## Instructions to follow
Filter the data below for the string "value" and copy each matching line.
====== Record set ======
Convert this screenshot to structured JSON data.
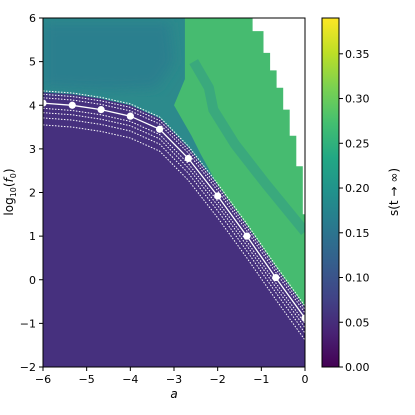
{
  "chart_data": {
    "type": "heatmap",
    "title": "",
    "xlabel": "a",
    "ylabel": "log10(f0)",
    "ylabel_parts": {
      "base": "log",
      "sub1": "10",
      "open": "(",
      "var": "f",
      "sub2": "0",
      "close": ")"
    },
    "xlim": [
      -6,
      0
    ],
    "ylim": [
      -2,
      6
    ],
    "x_ticks": [
      -6,
      -5,
      -4,
      -3,
      -2,
      -1,
      0
    ],
    "x_tick_labels": [
      "−6",
      "−5",
      "−4",
      "−3",
      "−2",
      "−1",
      "0"
    ],
    "y_ticks": [
      -2,
      -1,
      0,
      1,
      2,
      3,
      4,
      5,
      6
    ],
    "y_tick_labels": [
      "−2",
      "−1",
      "0",
      "1",
      "2",
      "3",
      "4",
      "5",
      "6"
    ],
    "colorbar": {
      "label": "s(t → ∞)",
      "range": [
        0.0,
        0.39
      ],
      "ticks": [
        0.0,
        0.05,
        0.1,
        0.15,
        0.2,
        0.25,
        0.3,
        0.35
      ],
      "tick_labels": [
        "0.00",
        "0.05",
        "0.10",
        "0.15",
        "0.20",
        "0.25",
        "0.30",
        "0.35"
      ],
      "colormap": "viridis"
    },
    "regions": [
      {
        "name": "low",
        "value": 0.01
      },
      {
        "name": "upper-left",
        "value": 0.14
      },
      {
        "name": "right",
        "value": 0.24
      },
      {
        "name": "undefined",
        "value": null
      }
    ],
    "boundary_points": [
      {
        "x": -6.0,
        "y": 4.05
      },
      {
        "x": -5.33,
        "y": 4.0
      },
      {
        "x": -4.67,
        "y": 3.9
      },
      {
        "x": -4.0,
        "y": 3.75
      },
      {
        "x": -3.33,
        "y": 3.45
      },
      {
        "x": -2.67,
        "y": 2.78
      },
      {
        "x": -2.0,
        "y": 1.92
      },
      {
        "x": -1.33,
        "y": 1.0
      },
      {
        "x": -0.67,
        "y": 0.05
      },
      {
        "x": 0.0,
        "y": -0.88
      }
    ],
    "boundary_line_style": "solid white with dotted white offset lines",
    "undefined_region_color": "#ffffff"
  }
}
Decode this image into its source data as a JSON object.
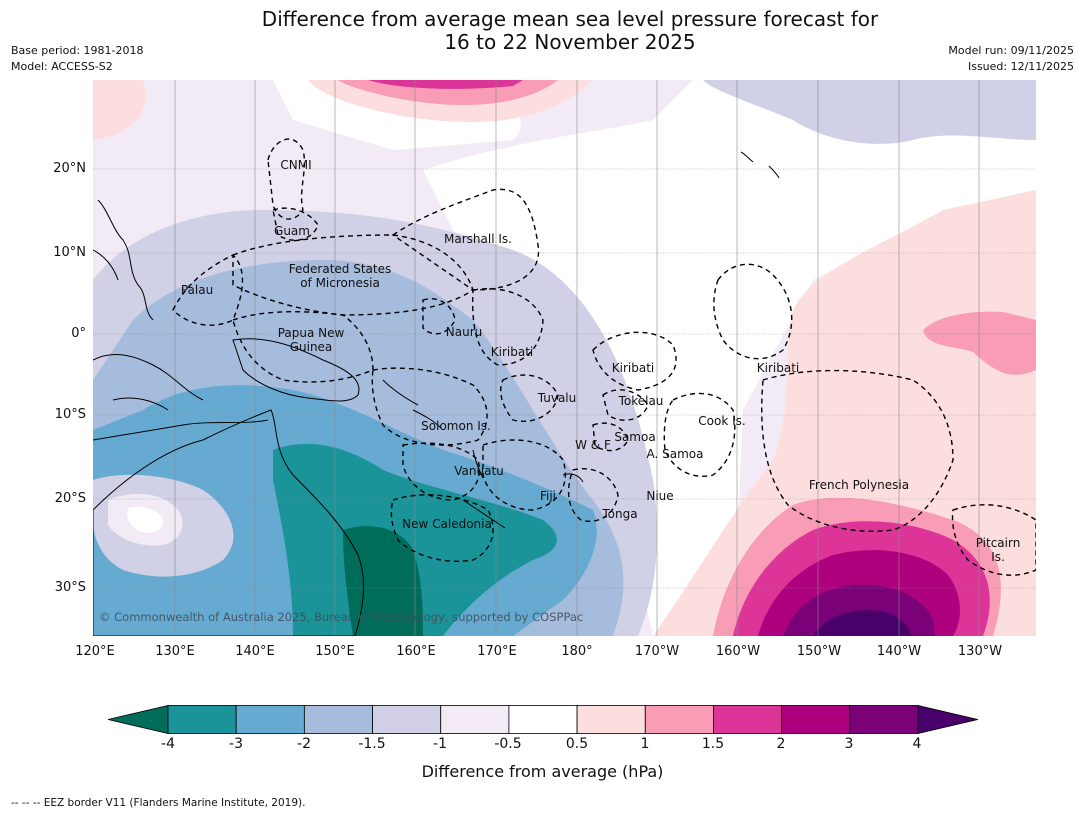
{
  "title": {
    "line1": "Difference from average mean sea level pressure forecast for",
    "line2": "16 to 22 November 2025"
  },
  "meta": {
    "base_period": "Base period: 1981-2018",
    "model": "Model: ACCESS-S2",
    "model_run": "Model run: 09/11/2025",
    "issued": "Issued: 12/11/2025"
  },
  "axes": {
    "lat_labels": [
      "20°N",
      "10°N",
      "0°",
      "10°S",
      "20°S",
      "30°S"
    ],
    "lon_labels": [
      "120°E",
      "130°E",
      "140°E",
      "150°E",
      "160°E",
      "170°E",
      "180°",
      "170°W",
      "160°W",
      "150°W",
      "140°W",
      "130°W"
    ]
  },
  "places": {
    "cnmi": "CNMI",
    "guam": "Guam",
    "marshall": "Marshall Is.",
    "fsm_line1": "Federated States",
    "fsm_line2": "of Micronesia",
    "palau": "Palau",
    "png_line1": "Papua New",
    "png_line2": "Guinea",
    "nauru": "Nauru",
    "kiribati_west": "Kiribati",
    "kiribati_central": "Kiribati",
    "kiribati_east": "Kiribati",
    "tuvalu": "Tuvalu",
    "tokelau": "Tokelau",
    "cook": "Cook Is.",
    "solomon": "Solomon Is.",
    "wf": "W & F",
    "samoa": "Samoa",
    "asamoa": "A. Samoa",
    "vanuatu": "Vanuatu",
    "fiji": "Fiji",
    "niue": "Niue",
    "tonga": "Tonga",
    "french_polynesia": "French Polynesia",
    "pitcairn_line1": "Pitcairn",
    "pitcairn_line2": "Is.",
    "new_caledonia": "New Caledonia"
  },
  "copyright": "© Commonwealth of Australia 2025, Bureau of Meteorology, supported by COSPPac",
  "colorbar": {
    "title": "Difference from average (hPa)",
    "tick_labels": [
      "-4",
      "-3",
      "-2",
      "-1.5",
      "-1",
      "-0.5",
      "0.5",
      "1",
      "1.5",
      "2",
      "3",
      "4"
    ],
    "colors": {
      "below_min": "#006d5b",
      "bins": [
        "#1a9399",
        "#66aad2",
        "#a6bcdc",
        "#d0d1e6",
        "#f2ebf5",
        "#ffffff",
        "#fddede",
        "#f99cb6",
        "#dd3497",
        "#ae017e",
        "#7a0177"
      ],
      "above_max": "#49006a"
    }
  },
  "footnote": "--  --  -- EEZ border V11 (Flanders Marine Institute, 2019)."
}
======
## Solution for this exercise
        "value": 0.01
        "value": 0.14
        "value": 0.24
        "value": null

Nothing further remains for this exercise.